- **INSTRUCTION**: Look for "time" in each line of the entries, and return the matching lines.

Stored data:
····················
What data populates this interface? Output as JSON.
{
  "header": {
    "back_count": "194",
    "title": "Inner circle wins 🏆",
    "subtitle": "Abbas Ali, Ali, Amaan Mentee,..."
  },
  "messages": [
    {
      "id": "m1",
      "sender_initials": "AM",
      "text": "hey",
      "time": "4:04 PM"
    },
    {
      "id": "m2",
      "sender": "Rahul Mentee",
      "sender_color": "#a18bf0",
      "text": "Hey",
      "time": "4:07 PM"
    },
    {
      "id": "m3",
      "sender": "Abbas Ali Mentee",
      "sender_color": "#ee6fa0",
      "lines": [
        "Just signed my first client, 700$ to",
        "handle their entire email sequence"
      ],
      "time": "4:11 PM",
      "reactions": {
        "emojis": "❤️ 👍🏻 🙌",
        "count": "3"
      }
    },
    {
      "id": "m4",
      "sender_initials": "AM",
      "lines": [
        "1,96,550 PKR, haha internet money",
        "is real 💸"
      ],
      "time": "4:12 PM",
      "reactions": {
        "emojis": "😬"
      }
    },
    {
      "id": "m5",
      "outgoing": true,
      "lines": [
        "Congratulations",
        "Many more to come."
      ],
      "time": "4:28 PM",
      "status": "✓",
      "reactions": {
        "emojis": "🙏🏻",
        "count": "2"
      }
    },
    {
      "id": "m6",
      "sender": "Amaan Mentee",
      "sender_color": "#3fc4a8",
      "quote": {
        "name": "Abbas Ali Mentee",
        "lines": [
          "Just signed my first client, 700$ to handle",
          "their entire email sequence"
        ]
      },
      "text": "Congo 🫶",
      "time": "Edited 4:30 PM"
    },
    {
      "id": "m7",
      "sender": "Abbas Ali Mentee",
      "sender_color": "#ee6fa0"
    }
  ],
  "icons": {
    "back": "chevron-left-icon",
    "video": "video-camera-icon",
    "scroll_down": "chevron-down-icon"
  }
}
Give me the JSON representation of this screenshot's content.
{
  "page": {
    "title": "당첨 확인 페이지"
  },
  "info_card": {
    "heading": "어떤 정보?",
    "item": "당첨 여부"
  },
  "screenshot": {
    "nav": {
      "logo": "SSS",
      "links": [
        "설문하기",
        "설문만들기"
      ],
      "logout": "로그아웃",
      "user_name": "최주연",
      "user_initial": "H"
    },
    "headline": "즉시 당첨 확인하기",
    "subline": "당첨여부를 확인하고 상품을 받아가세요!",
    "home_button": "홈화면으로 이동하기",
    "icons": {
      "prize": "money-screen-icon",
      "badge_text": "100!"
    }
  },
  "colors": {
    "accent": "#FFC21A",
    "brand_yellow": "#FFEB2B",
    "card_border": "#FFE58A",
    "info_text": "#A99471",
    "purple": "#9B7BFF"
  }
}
····················
- **RESULT OF THE EXERCISE**:
      "time": "4:04 PM"
      "time": "4:07 PM"
      "time": "4:11 PM",
      "time": "4:12 PM",
      "time": "4:28 PM",
      "time": "Edited 4:30 PM"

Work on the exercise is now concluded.